## Problem requirements
Write out the material below again, unchanged.

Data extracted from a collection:

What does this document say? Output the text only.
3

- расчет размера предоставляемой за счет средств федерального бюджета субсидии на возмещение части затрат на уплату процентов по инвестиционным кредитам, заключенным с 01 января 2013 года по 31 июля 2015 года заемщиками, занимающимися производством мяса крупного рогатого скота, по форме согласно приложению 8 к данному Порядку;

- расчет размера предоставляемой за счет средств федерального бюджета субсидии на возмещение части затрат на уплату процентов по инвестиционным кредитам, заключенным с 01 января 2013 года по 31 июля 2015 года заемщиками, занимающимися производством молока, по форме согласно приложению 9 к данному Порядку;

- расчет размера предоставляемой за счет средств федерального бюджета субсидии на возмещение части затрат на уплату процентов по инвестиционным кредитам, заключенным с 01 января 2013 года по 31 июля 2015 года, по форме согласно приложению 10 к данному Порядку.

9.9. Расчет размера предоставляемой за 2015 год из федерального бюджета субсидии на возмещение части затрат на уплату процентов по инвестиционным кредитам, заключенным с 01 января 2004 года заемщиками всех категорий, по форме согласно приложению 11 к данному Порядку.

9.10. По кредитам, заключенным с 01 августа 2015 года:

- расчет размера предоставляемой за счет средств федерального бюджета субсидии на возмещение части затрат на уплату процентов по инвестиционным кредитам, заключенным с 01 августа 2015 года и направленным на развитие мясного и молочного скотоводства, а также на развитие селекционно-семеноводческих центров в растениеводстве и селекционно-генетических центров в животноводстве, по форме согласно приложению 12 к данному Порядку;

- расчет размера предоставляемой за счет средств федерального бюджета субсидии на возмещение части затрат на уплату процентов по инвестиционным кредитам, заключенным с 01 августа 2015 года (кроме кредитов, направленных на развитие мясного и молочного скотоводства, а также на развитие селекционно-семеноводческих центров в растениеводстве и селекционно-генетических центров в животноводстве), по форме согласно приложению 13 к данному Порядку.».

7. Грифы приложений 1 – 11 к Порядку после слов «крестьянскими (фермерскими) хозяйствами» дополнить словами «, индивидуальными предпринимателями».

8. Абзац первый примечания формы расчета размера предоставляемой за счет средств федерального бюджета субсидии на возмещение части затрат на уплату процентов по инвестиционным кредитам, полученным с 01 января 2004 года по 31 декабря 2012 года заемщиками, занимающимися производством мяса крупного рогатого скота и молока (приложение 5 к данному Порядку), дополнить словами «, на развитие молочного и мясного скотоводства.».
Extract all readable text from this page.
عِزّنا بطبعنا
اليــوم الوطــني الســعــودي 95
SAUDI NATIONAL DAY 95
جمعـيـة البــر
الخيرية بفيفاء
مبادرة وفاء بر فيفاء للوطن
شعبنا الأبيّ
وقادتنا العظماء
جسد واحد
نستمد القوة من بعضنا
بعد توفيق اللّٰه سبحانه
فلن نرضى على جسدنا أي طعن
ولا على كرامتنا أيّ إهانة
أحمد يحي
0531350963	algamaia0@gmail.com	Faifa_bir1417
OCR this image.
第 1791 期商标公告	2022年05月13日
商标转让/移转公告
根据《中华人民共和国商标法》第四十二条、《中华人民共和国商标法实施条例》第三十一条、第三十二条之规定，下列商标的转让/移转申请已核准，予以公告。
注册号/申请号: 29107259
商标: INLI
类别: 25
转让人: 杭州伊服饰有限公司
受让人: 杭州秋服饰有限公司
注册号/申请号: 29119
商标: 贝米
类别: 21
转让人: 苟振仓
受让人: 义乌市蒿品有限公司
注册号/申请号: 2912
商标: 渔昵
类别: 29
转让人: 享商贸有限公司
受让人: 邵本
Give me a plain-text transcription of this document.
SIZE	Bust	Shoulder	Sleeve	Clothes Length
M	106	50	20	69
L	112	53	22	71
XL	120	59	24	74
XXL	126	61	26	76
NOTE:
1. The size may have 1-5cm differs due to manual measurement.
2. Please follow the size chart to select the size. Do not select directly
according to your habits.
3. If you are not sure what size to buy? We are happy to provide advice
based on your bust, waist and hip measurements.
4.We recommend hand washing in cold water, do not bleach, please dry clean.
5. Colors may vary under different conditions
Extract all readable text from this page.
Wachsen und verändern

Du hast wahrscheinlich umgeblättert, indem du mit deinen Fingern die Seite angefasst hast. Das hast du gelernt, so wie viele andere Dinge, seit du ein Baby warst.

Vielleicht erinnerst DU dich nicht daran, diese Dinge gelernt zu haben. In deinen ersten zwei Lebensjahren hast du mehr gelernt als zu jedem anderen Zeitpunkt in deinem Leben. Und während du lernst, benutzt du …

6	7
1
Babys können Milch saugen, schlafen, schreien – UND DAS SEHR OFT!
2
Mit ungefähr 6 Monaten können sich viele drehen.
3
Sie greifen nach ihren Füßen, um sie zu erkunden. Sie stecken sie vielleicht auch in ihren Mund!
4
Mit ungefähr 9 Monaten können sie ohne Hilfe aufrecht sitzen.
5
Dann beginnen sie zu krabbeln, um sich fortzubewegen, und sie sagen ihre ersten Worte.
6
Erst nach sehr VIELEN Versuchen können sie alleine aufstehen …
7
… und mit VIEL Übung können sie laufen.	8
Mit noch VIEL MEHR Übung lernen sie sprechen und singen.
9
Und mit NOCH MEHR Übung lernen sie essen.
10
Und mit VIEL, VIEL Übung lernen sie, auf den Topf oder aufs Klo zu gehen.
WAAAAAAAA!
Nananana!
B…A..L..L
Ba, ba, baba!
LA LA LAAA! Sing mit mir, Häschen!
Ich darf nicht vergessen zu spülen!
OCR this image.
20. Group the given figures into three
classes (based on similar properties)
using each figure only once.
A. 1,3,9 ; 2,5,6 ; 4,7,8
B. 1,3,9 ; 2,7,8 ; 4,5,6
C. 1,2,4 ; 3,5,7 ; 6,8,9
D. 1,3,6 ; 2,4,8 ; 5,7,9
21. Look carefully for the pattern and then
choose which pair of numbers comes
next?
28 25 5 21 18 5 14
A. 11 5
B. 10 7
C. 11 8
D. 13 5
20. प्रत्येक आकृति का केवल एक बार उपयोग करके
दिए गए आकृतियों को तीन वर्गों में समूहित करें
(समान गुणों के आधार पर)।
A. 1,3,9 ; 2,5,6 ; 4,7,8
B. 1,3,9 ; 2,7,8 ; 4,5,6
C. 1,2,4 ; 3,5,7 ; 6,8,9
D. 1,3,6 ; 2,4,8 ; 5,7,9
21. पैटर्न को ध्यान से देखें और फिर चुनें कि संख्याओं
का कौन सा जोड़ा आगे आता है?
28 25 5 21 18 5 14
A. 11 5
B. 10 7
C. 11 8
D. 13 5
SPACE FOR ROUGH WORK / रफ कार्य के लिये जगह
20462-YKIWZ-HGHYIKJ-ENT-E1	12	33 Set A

## Completed task
What does this document say? Output the text only.
3

- расчет размера предоставляемой за счет средств федерального бюджета субсидии на возмещение части затрат на уплату процентов по инвестиционным кредитам, заключенным с 01 января 2013 года по 31 июля 2015 года заемщиками, занимающимися производством мяса крупного рогатого скота, по форме согласно приложению 8 к данному Порядку;

- расчет размера предоставляемой за счет средств федерального бюджета субсидии на возмещение части затрат на уплату процентов по инвестиционным кредитам, заключенным с 01 января 2013 года по 31 июля 2015 года заемщиками, занимающимися производством молока, по форме согласно приложению 9 к данному Порядку;

- расчет размера предоставляемой за счет средств федерального бюджета субсидии на возмещение части затрат на уплату процентов по инвестиционным кредитам, заключенным с 01 января 2013 года по 31 июля 2015 года, по форме согласно приложению 10 к данному Порядку.

9.9. Расчет размера предоставляемой за 2015 год из федерального бюджета субсидии на возмещение части затрат на уплату процентов по инвестиционным кредитам, заключенным с 01 января 2004 года заемщиками всех категорий, по форме согласно приложению 11 к данному Порядку.

9.10. По кредитам, заключенным с 01 августа 2015 года:

- расчет размера предоставляемой за счет средств федерального бюджета субсидии на возмещение части затрат на уплату процентов по инвестиционным кредитам, заключенным с 01 августа 2015 года и направленным на развитие мясного и молочного скотоводства, а также на развитие селекционно-семеноводческих центров в растениеводстве и селекционно-генетических центров в животноводстве, по форме согласно приложению 12 к данному Порядку;

- расчет размера предоставляемой за счет средств федерального бюджета субсидии на возмещение части затрат на уплату процентов по инвестиционным кредитам, заключенным с 01 августа 2015 года (кроме кредитов, направленных на развитие мясного и молочного скотоводства, а также на развитие селекционно-семеноводческих центров в растениеводстве и селекционно-генетических центров в животноводстве), по форме согласно приложению 13 к данному Порядку.».

7. Грифы приложений 1 – 11 к Порядку после слов «крестьянскими (фермерскими) хозяйствами» дополнить словами «, индивидуальными предпринимателями».

8. Абзац первый примечания формы расчета размера предоставляемой за счет средств федерального бюджета субсидии на возмещение части затрат на уплату процентов по инвестиционным кредитам, полученным с 01 января 2004 года по 31 декабря 2012 года заемщиками, занимающимися производством мяса крупного рогатого скота и молока (приложение 5 к данному Порядку), дополнить словами «, на развитие молочного и мясного скотоводства.».
Extract all readable text from this page.
عِزّنا بطبعنا
اليــوم الوطــني الســعــودي 95
SAUDI NATIONAL DAY 95
جمعـيـة البــر
الخيرية بفيفاء
مبادرة وفاء بر فيفاء للوطن
شعبنا الأبيّ
وقادتنا العظماء
جسد واحد
نستمد القوة من بعضنا
بعد توفيق اللّٰه سبحانه
فلن نرضى على جسدنا أي طعن
ولا على كرامتنا أيّ إهانة
أحمد يحي
0531350963	algamaia0@gmail.com	Faifa_bir1417
OCR this image.
第 1791 期商标公告	2022年05月13日
商标转让/移转公告
根据《中华人民共和国商标法》第四十二条、《中华人民共和国商标法实施条例》第三十一条、第三十二条之规定，下列商标的转让/移转申请已核准，予以公告。
注册号/申请号: 29107259
商标: INLI
类别: 25
转让人: 杭州伊服饰有限公司
受让人: 杭州秋服饰有限公司
注册号/申请号: 29119
商标: 贝米
类别: 21
转让人: 苟振仓
受让人: 义乌市蒿品有限公司
注册号/申请号: 2912
商标: 渔昵
类别: 29
转让人: 享商贸有限公司
受让人: 邵本
Give me a plain-text transcription of this document.
SIZE	Bust	Shoulder	Sleeve	Clothes Length
M	106	50	20	69
L	112	53	22	71
XL	120	59	24	74
XXL	126	61	26	76
NOTE:
1. The size may have 1-5cm differs due to manual measurement.
2. Please follow the size chart to select the size. Do not select directly
according to your habits.
3. If you are not sure what size to buy? We are happy to provide advice
based on your bust, waist and hip measurements.
4.We recommend hand washing in cold water, do not bleach, please dry clean.
5. Colors may vary under different conditions
Extract all readable text from this page.
Wachsen und verändern

Du hast wahrscheinlich umgeblättert, indem du mit deinen Fingern die Seite angefasst hast. Das hast du gelernt, so wie viele andere Dinge, seit du ein Baby warst.

Vielleicht erinnerst DU dich nicht daran, diese Dinge gelernt zu haben. In deinen ersten zwei Lebensjahren hast du mehr gelernt als zu jedem anderen Zeitpunkt in deinem Leben. Und während du lernst, benutzt du …

6	7
1
Babys können Milch saugen, schlafen, schreien – UND DAS SEHR OFT!
2
Mit ungefähr 6 Monaten können sich viele drehen.
3
Sie greifen nach ihren Füßen, um sie zu erkunden. Sie stecken sie vielleicht auch in ihren Mund!
4
Mit ungefähr 9 Monaten können sie ohne Hilfe aufrecht sitzen.
5
Dann beginnen sie zu krabbeln, um sich fortzubewegen, und sie sagen ihre ersten Worte.
6
Erst nach sehr VIELEN Versuchen können sie alleine aufstehen …
7
… und mit VIEL Übung können sie laufen.	8
Mit noch VIEL MEHR Übung lernen sie sprechen und singen.
9
Und mit NOCH MEHR Übung lernen sie essen.
10
Und mit VIEL, VIEL Übung lernen sie, auf den Topf oder aufs Klo zu gehen.
WAAAAAAAA!
Nananana!
B…A..L..L
Ba, ba, baba!
LA LA LAAA! Sing mit mir, Häschen!
Ich darf nicht vergessen zu spülen!
OCR this image.
20. Group the given figures into three
classes (based on similar properties)
using each figure only once.
A. 1,3,9 ; 2,5,6 ; 4,7,8
B. 1,3,9 ; 2,7,8 ; 4,5,6
C. 1,2,4 ; 3,5,7 ; 6,8,9
D. 1,3,6 ; 2,4,8 ; 5,7,9
21. Look carefully for the pattern and then
choose which pair of numbers comes
next?
28 25 5 21 18 5 14
A. 11 5
B. 10 7
C. 11 8
D. 13 5
20. प्रत्येक आकृति का केवल एक बार उपयोग करके
दिए गए आकृतियों को तीन वर्गों में समूहित करें
(समान गुणों के आधार पर)।
A. 1,3,9 ; 2,5,6 ; 4,7,8
B. 1,3,9 ; 2,7,8 ; 4,5,6
C. 1,2,4 ; 3,5,7 ; 6,8,9
D. 1,3,6 ; 2,4,8 ; 5,7,9
21. पैटर्न को ध्यान से देखें और फिर चुनें कि संख्याओं
का कौन सा जोड़ा आगे आता है?
28 25 5 21 18 5 14
A. 11 5
B. 10 7
C. 11 8
D. 13 5
SPACE FOR ROUGH WORK / रफ कार्य के लिये जगह
20462-YKIWZ-HGHYIKJ-ENT-E1	12	33 Set A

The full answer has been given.